### Data provided:
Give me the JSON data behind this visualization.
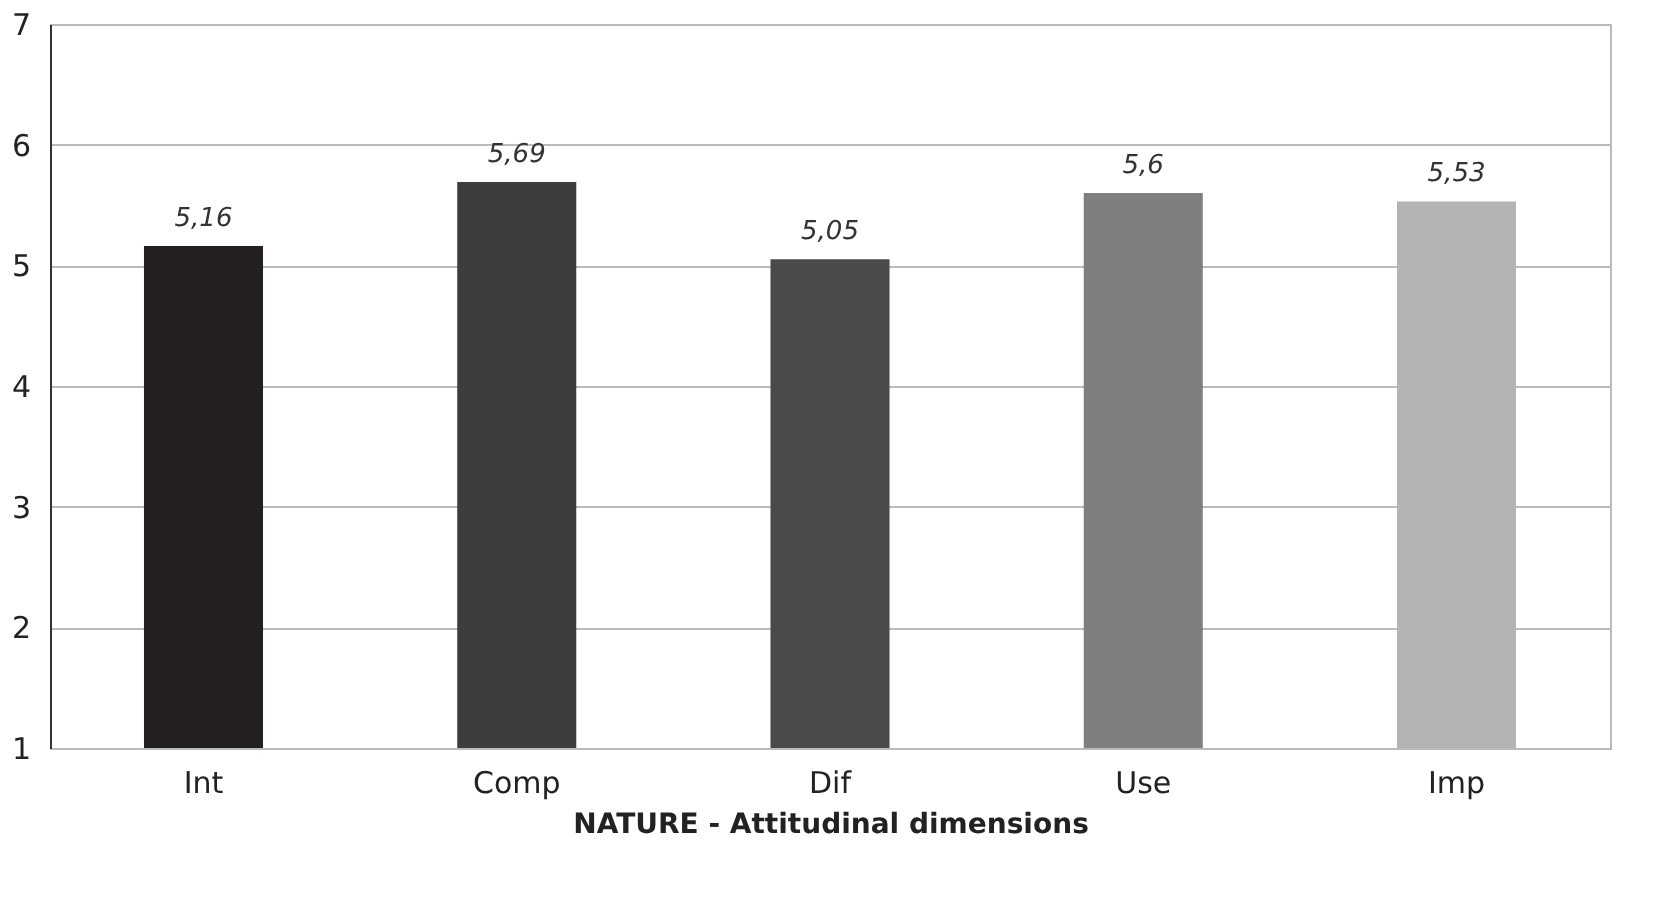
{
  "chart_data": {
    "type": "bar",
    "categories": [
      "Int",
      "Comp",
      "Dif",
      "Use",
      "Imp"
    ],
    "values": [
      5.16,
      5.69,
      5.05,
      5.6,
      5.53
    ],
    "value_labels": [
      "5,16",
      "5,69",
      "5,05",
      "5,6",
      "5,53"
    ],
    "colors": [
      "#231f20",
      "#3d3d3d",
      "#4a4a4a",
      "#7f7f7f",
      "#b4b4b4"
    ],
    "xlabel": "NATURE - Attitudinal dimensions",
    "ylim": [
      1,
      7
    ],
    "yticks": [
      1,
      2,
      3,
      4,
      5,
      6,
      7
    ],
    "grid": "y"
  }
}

### Exercise description:
Leave out the pictures and output every record above precisely as given.

### Expected output:
Give me the JSON data behind this visualization.
{
  "chart_data": {
    "type": "bar",
    "categories": [
      "Int",
      "Comp",
      "Dif",
      "Use",
      "Imp"
    ],
    "values": [
      5.16,
      5.69,
      5.05,
      5.6,
      5.53
    ],
    "value_labels": [
      "5,16",
      "5,69",
      "5,05",
      "5,6",
      "5,53"
    ],
    "colors": [
      "#231f20",
      "#3d3d3d",
      "#4a4a4a",
      "#7f7f7f",
      "#b4b4b4"
    ],
    "xlabel": "NATURE - Attitudinal dimensions",
    "ylim": [
      1,
      7
    ],
    "yticks": [
      1,
      2,
      3,
      4,
      5,
      6,
      7
    ],
    "grid": "y"
  }
}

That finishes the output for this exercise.